The problem
Quote all entries in full, exactly.

======== Information supplied ========

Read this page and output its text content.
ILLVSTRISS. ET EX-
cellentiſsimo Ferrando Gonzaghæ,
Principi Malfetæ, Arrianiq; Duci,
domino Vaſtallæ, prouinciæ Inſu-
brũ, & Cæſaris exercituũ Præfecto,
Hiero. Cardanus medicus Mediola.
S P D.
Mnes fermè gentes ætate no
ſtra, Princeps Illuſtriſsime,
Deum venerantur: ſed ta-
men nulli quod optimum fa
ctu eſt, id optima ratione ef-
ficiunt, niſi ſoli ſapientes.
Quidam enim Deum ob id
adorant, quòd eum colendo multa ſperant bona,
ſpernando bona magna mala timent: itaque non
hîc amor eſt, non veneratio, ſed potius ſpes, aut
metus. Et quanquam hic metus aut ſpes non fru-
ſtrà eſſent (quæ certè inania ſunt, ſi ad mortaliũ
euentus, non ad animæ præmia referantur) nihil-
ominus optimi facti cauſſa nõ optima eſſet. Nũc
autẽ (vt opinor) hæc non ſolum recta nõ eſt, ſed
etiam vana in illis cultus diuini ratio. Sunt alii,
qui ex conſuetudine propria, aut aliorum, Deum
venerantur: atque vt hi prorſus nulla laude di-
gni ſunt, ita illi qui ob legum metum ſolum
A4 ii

========

Finished exercise
Read this page and output its text content.
ILLVSTRISS. ET EX-
cellentiſsimo Ferrando Gonzaghæ,
Principi Malfetæ, Arrianiq; Duci,
domino Vaſtallæ, prouinciæ Inſu-
brũ, & Cæſaris exercituũ Præfecto,
Hiero. Cardanus medicus Mediola.
S P D.
Mnes fermè gentes ætate no
ſtra, Princeps Illuſtriſsime,
Deum venerantur: ſed ta-
men nulli quod optimum fa
ctu eſt, id optima ratione ef-
ficiunt, niſi ſoli ſapientes.
Quidam enim Deum ob id
adorant, quòd eum colendo multa ſperant bona,
ſpernando bona magna mala timent: itaque non
hîc amor eſt, non veneratio, ſed potius ſpes, aut
metus. Et quanquam hic metus aut ſpes non fru-
ſtrà eſſent (quæ certè inania ſunt, ſi ad mortaliũ
euentus, non ad animæ præmia referantur) nihil-
ominus optimi facti cauſſa nõ optima eſſet. Nũc
autẽ (vt opinor) hæc non ſolum recta nõ eſt, ſed
etiam vana in illis cultus diuini ratio. Sunt alii,
qui ex conſuetudine propria, aut aliorum, Deum
venerantur: atque vt hi prorſus nulla laude di-
gni ſunt, ita illi qui ob legum metum ſolum
A4 ii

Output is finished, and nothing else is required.